** Start of ENTRIES SUPPLIED **

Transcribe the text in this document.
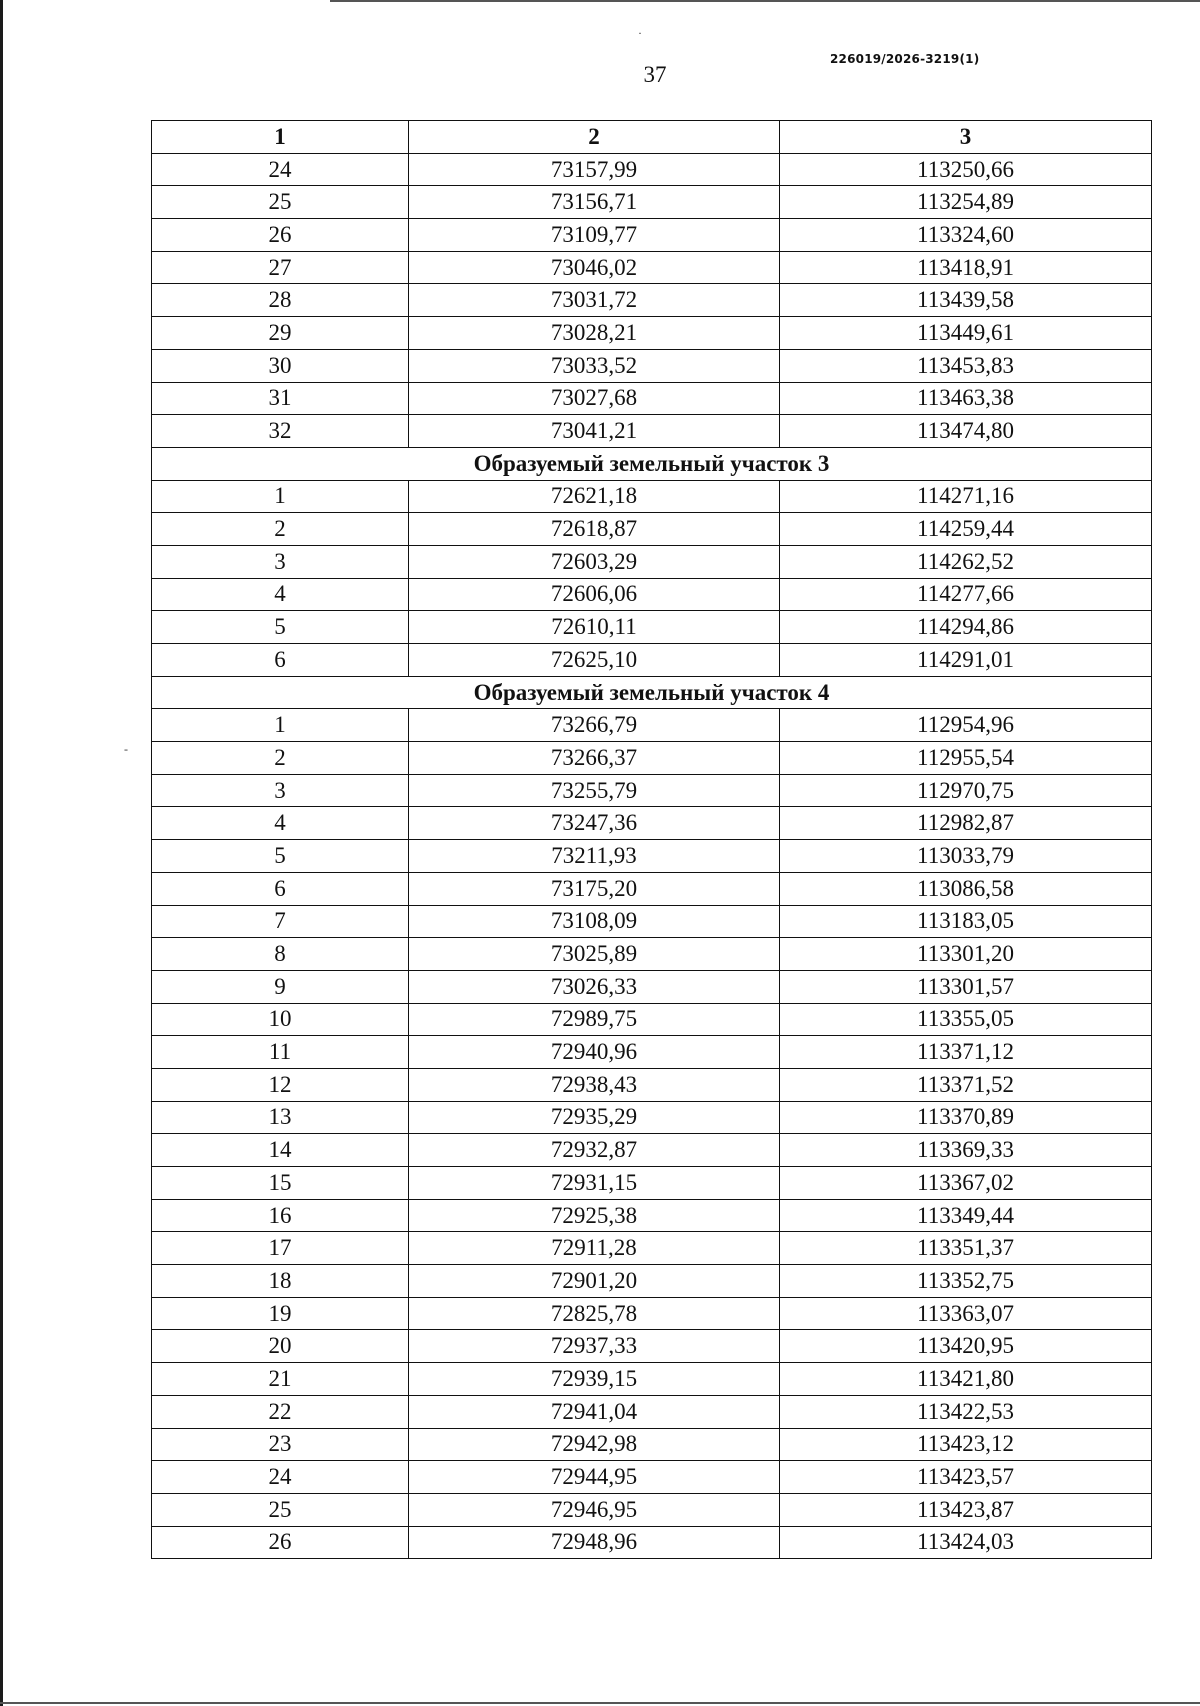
·
-
37
226019/2026-3219(1)
1	2	3
24	73157,99	113250,66
25	73156,71	113254,89
26	73109,77	113324,60
27	73046,02	113418,91
28	73031,72	113439,58
29	73028,21	113449,61
30	73033,52	113453,83
31	73027,68	113463,38
32	73041,21	113474,80
Образуемый земельный участок 3		
1	72621,18	114271,16
2	72618,87	114259,44
3	72603,29	114262,52
4	72606,06	114277,66
5	72610,11	114294,86
6	72625,10	114291,01
Образуемый земельный участок 4		
1	73266,79	112954,96
2	73266,37	112955,54
3	73255,79	112970,75
4	73247,36	112982,87
5	73211,93	113033,79
6	73175,20	113086,58
7	73108,09	113183,05
8	73025,89	113301,20
9	73026,33	113301,57
10	72989,75	113355,05
11	72940,96	113371,12
12	72938,43	113371,52
13	72935,29	113370,89
14	72932,87	113369,33
15	72931,15	113367,02
16	72925,38	113349,44
17	72911,28	113351,37
18	72901,20	113352,75
19	72825,78	113363,07
20	72937,33	113420,95
21	72939,15	113421,80
22	72941,04	113422,53
23	72942,98	113423,12
24	72944,95	113423,57
25	72946,95	113423,87
26	72948,96	113424,03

** End of ENTRIES SUPPLIED **

> STATED EXERCISE: Leave the images out, please, and restate each line word for word.

> RESPONSE:
Transcribe the text in this document.
·
-
37
226019/2026-3219(1)
1	2	3
24	73157,99	113250,66
25	73156,71	113254,89
26	73109,77	113324,60
27	73046,02	113418,91
28	73031,72	113439,58
29	73028,21	113449,61
30	73033,52	113453,83
31	73027,68	113463,38
32	73041,21	113474,80
Образуемый земельный участок 3		
1	72621,18	114271,16
2	72618,87	114259,44
3	72603,29	114262,52
4	72606,06	114277,66
5	72610,11	114294,86
6	72625,10	114291,01
Образуемый земельный участок 4		
1	73266,79	112954,96
2	73266,37	112955,54
3	73255,79	112970,75
4	73247,36	112982,87
5	73211,93	113033,79
6	73175,20	113086,58
7	73108,09	113183,05
8	73025,89	113301,20
9	73026,33	113301,57
10	72989,75	113355,05
11	72940,96	113371,12
12	72938,43	113371,52
13	72935,29	113370,89
14	72932,87	113369,33
15	72931,15	113367,02
16	72925,38	113349,44
17	72911,28	113351,37
18	72901,20	113352,75
19	72825,78	113363,07
20	72937,33	113420,95
21	72939,15	113421,80
22	72941,04	113422,53
23	72942,98	113423,12
24	72944,95	113423,57
25	72946,95	113423,87
26	72948,96	113424,03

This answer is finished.